> Exercise details: Reproduce each line bearing the word "filters".

> Supplied material:
········

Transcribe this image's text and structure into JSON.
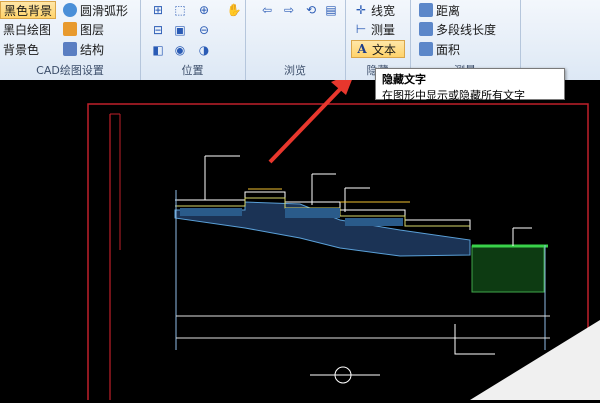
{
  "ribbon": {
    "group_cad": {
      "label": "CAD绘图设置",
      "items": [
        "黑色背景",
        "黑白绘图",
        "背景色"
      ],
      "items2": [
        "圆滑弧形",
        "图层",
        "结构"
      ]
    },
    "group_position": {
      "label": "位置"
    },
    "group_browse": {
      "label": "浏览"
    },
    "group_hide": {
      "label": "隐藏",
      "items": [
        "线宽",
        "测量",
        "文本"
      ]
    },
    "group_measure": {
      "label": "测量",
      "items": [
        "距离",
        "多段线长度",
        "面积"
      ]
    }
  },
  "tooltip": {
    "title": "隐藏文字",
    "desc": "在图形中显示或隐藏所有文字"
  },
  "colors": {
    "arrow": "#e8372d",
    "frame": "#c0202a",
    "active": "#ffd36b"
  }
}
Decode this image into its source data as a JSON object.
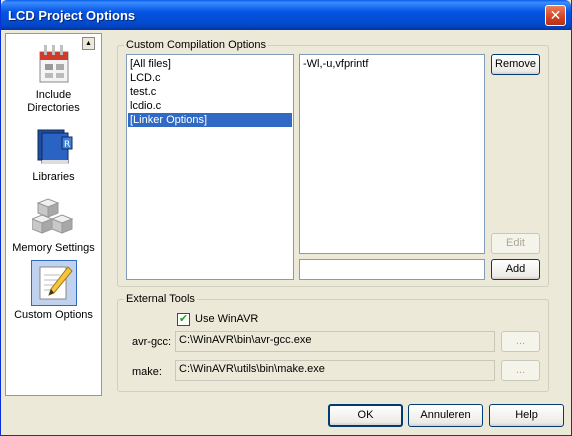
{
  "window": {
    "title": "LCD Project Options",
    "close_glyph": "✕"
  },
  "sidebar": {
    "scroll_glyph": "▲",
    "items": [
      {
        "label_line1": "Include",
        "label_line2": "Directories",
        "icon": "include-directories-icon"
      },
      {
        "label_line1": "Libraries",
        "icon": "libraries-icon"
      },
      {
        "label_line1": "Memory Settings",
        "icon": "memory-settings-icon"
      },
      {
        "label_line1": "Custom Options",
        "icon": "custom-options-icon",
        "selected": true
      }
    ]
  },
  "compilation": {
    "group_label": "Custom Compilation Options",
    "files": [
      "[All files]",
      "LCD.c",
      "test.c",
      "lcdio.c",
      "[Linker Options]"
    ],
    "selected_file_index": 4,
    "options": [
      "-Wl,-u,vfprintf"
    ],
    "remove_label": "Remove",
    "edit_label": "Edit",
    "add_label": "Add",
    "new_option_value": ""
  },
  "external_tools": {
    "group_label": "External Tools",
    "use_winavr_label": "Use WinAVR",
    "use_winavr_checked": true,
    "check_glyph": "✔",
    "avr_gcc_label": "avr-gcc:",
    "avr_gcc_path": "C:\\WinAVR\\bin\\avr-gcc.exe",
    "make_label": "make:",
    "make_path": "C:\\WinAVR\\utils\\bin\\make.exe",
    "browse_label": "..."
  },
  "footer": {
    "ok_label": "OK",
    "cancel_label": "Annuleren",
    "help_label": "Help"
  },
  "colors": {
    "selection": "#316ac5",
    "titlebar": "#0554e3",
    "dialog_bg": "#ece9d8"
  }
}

········

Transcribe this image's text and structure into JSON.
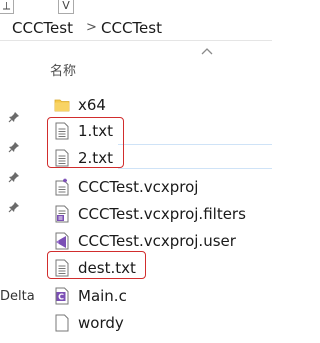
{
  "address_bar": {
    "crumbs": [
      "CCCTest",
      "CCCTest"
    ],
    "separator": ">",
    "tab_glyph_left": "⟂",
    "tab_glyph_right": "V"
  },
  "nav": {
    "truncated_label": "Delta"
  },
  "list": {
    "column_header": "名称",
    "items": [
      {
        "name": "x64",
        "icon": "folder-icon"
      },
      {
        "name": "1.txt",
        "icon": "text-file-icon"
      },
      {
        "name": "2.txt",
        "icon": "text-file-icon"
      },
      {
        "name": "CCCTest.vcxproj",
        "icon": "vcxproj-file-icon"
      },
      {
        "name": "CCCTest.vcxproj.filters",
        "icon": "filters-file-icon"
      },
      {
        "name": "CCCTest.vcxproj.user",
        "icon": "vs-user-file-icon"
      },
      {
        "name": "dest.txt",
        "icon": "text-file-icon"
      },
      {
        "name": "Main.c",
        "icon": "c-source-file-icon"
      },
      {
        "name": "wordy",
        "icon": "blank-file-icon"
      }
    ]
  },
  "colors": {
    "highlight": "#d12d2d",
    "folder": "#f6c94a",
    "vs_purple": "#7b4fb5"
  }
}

········

> Task answer:
        "name": "CCCTest.vcxproj.filters",
        "icon": "filters-file-icon"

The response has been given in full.